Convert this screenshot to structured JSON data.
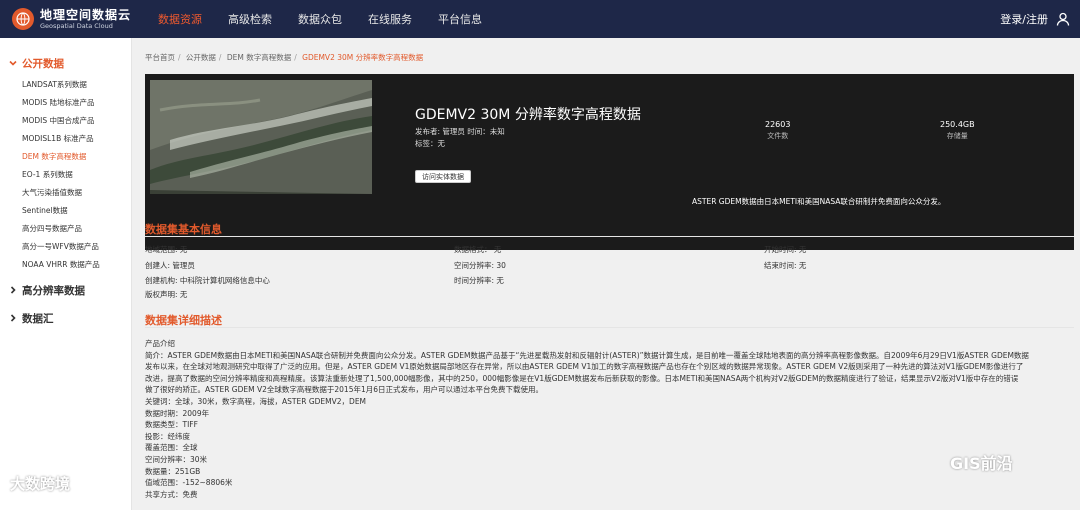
{
  "nav": {
    "logo_cn": "地理空间数据云",
    "logo_en": "Geospatial Data Cloud",
    "items": [
      {
        "label": "数据资源",
        "active": true
      },
      {
        "label": "高级检索",
        "active": false
      },
      {
        "label": "数据众包",
        "active": false
      },
      {
        "label": "在线服务",
        "active": false
      },
      {
        "label": "平台信息",
        "active": false
      }
    ],
    "login": "登录/注册"
  },
  "sidebar": {
    "sections": [
      {
        "title": "公开数据",
        "active": true,
        "items": [
          {
            "label": "LANDSAT系列数据",
            "active": false
          },
          {
            "label": "MODIS 陆地标准产品",
            "active": false
          },
          {
            "label": "MODIS 中国合成产品",
            "active": false
          },
          {
            "label": "MODISL1B 标准产品",
            "active": false
          },
          {
            "label": "DEM 数字高程数据",
            "active": true
          },
          {
            "label": "EO-1 系列数据",
            "active": false
          },
          {
            "label": "大气污染插值数据",
            "active": false
          },
          {
            "label": "Sentinel数据",
            "active": false
          },
          {
            "label": "高分四号数据产品",
            "active": false
          },
          {
            "label": "高分一号WFV数据产品",
            "active": false
          },
          {
            "label": "NOAA VHRR 数据产品",
            "active": false
          }
        ]
      },
      {
        "title": "高分辨率数据",
        "active": false,
        "items": []
      },
      {
        "title": "数据汇",
        "active": false,
        "items": []
      }
    ]
  },
  "breadcrumb": [
    "平台首页",
    "公开数据",
    "DEM 数字高程数据",
    "GDEMV2 30M 分辨率数字高程数据"
  ],
  "dataset": {
    "title": "GDEMV2 30M 分辨率数字高程数据",
    "publish": "发布者: 管理员 时间：未知",
    "tags": "标签：无",
    "visit_button": "访问实体数据",
    "files_count": "22603",
    "files_label": "文件数",
    "storage": "250.4GB",
    "storage_label": "存储量",
    "summary": "ASTER GDEM数据由日本METI和美国NASA联合研制并免费面向公众分发。"
  },
  "basic_info": {
    "title": "数据集基本信息",
    "col1": [
      "地域范围: 无",
      "创建人: 管理员",
      "创建机构: 中科院计算机网络信息中心",
      "版权声明: 无"
    ],
    "col2": [
      "数据格式： 无",
      "空间分辨率: 30",
      "时间分辨率: 无"
    ],
    "col3": [
      "开始时间: 无",
      "结束时间: 无"
    ]
  },
  "detail": {
    "title": "数据集详细描述",
    "lines": [
      "产品介绍",
      "简介：ASTER GDEM数据由日本METI和美国NASA联合研制并免费面向公众分发。ASTER GDEM数据产品基于“先进星载热发射和反辐射计(ASTER)”数据计算生成，是目前唯一覆盖全球陆地表面的高分辨率高程影像数据。自2009年6月29日V1版ASTER GDEM数据",
      "发布以来，在全球对地观测研究中取得了广泛的应用。但是，ASTER GDEM V1原始数据局部地区存在异常，所以由ASTER GDEM V1加工的数字高程数据产品也存在个别区域的数据异常现象。ASTER GDEM V2版则采用了一种先进的算法对V1版GDEM影像进行了",
      "改进，提高了数据的空间分辨率精度和高程精度。该算法重新处理了1,500,000幅影像，其中的250，000幅影像是在V1版GDEM数据发布后新获取的影像。日本METI和美国NASA两个机构对V2版GDEM的数据精度进行了验证，结果显示V2版对V1版中存在的错误",
      "做了很好的矫正。ASTER GDEM V2全球数字高程数据于2015年1月6日正式发布，用户可以通过本平台免费下载使用。",
      "关键词：全球，30米，数字高程，海拔，ASTER GDEMV2，DEM",
      "数据时期：2009年",
      "数据类型：TIFF",
      "投影：经纬度",
      "覆盖范围：全球",
      "空间分辨率：30米",
      "数据量：251GB",
      "值域范围：-152~8806米",
      "共享方式：免费"
    ]
  },
  "watermarks": [
    "GIS前沿",
    "大数跨境"
  ],
  "colors": {
    "nav_bg": "#1e2748",
    "accent": "#e25a2c",
    "banner_bg": "#1b1b1b"
  }
}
——
● TASK REQUIREMENTS: Copy the material shown above in full and exactly. Skip the pictures.

● RESPONSE:
Convert this screenshot to structured JSON data.
{
  "nav": {
    "logo_cn": "地理空间数据云",
    "logo_en": "Geospatial Data Cloud",
    "items": [
      {
        "label": "数据资源",
        "active": true
      },
      {
        "label": "高级检索",
        "active": false
      },
      {
        "label": "数据众包",
        "active": false
      },
      {
        "label": "在线服务",
        "active": false
      },
      {
        "label": "平台信息",
        "active": false
      }
    ],
    "login": "登录/注册"
  },
  "sidebar": {
    "sections": [
      {
        "title": "公开数据",
        "active": true,
        "items": [
          {
            "label": "LANDSAT系列数据",
            "active": false
          },
          {
            "label": "MODIS 陆地标准产品",
            "active": false
          },
          {
            "label": "MODIS 中国合成产品",
            "active": false
          },
          {
            "label": "MODISL1B 标准产品",
            "active": false
          },
          {
            "label": "DEM 数字高程数据",
            "active": true
          },
          {
            "label": "EO-1 系列数据",
            "active": false
          },
          {
            "label": "大气污染插值数据",
            "active": false
          },
          {
            "label": "Sentinel数据",
            "active": false
          },
          {
            "label": "高分四号数据产品",
            "active": false
          },
          {
            "label": "高分一号WFV数据产品",
            "active": false
          },
          {
            "label": "NOAA VHRR 数据产品",
            "active": false
          }
        ]
      },
      {
        "title": "高分辨率数据",
        "active": false,
        "items": []
      },
      {
        "title": "数据汇",
        "active": false,
        "items": []
      }
    ]
  },
  "breadcrumb": [
    "平台首页",
    "公开数据",
    "DEM 数字高程数据",
    "GDEMV2 30M 分辨率数字高程数据"
  ],
  "dataset": {
    "title": "GDEMV2 30M 分辨率数字高程数据",
    "publish": "发布者: 管理员 时间：未知",
    "tags": "标签：无",
    "visit_button": "访问实体数据",
    "files_count": "22603",
    "files_label": "文件数",
    "storage": "250.4GB",
    "storage_label": "存储量",
    "summary": "ASTER GDEM数据由日本METI和美国NASA联合研制并免费面向公众分发。"
  },
  "basic_info": {
    "title": "数据集基本信息",
    "col1": [
      "地域范围: 无",
      "创建人: 管理员",
      "创建机构: 中科院计算机网络信息中心",
      "版权声明: 无"
    ],
    "col2": [
      "数据格式： 无",
      "空间分辨率: 30",
      "时间分辨率: 无"
    ],
    "col3": [
      "开始时间: 无",
      "结束时间: 无"
    ]
  },
  "detail": {
    "title": "数据集详细描述",
    "lines": [
      "产品介绍",
      "简介：ASTER GDEM数据由日本METI和美国NASA联合研制并免费面向公众分发。ASTER GDEM数据产品基于“先进星载热发射和反辐射计(ASTER)”数据计算生成，是目前唯一覆盖全球陆地表面的高分辨率高程影像数据。自2009年6月29日V1版ASTER GDEM数据",
      "发布以来，在全球对地观测研究中取得了广泛的应用。但是，ASTER GDEM V1原始数据局部地区存在异常，所以由ASTER GDEM V1加工的数字高程数据产品也存在个别区域的数据异常现象。ASTER GDEM V2版则采用了一种先进的算法对V1版GDEM影像进行了",
      "改进，提高了数据的空间分辨率精度和高程精度。该算法重新处理了1,500,000幅影像，其中的250，000幅影像是在V1版GDEM数据发布后新获取的影像。日本METI和美国NASA两个机构对V2版GDEM的数据精度进行了验证，结果显示V2版对V1版中存在的错误",
      "做了很好的矫正。ASTER GDEM V2全球数字高程数据于2015年1月6日正式发布，用户可以通过本平台免费下载使用。",
      "关键词：全球，30米，数字高程，海拔，ASTER GDEMV2，DEM",
      "数据时期：2009年",
      "数据类型：TIFF",
      "投影：经纬度",
      "覆盖范围：全球",
      "空间分辨率：30米",
      "数据量：251GB",
      "值域范围：-152~8806米",
      "共享方式：免费"
    ]
  },
  "watermarks": [
    "GIS前沿",
    "大数跨境"
  ],
  "colors": {
    "nav_bg": "#1e2748",
    "accent": "#e25a2c",
    "banner_bg": "#1b1b1b"
  }
}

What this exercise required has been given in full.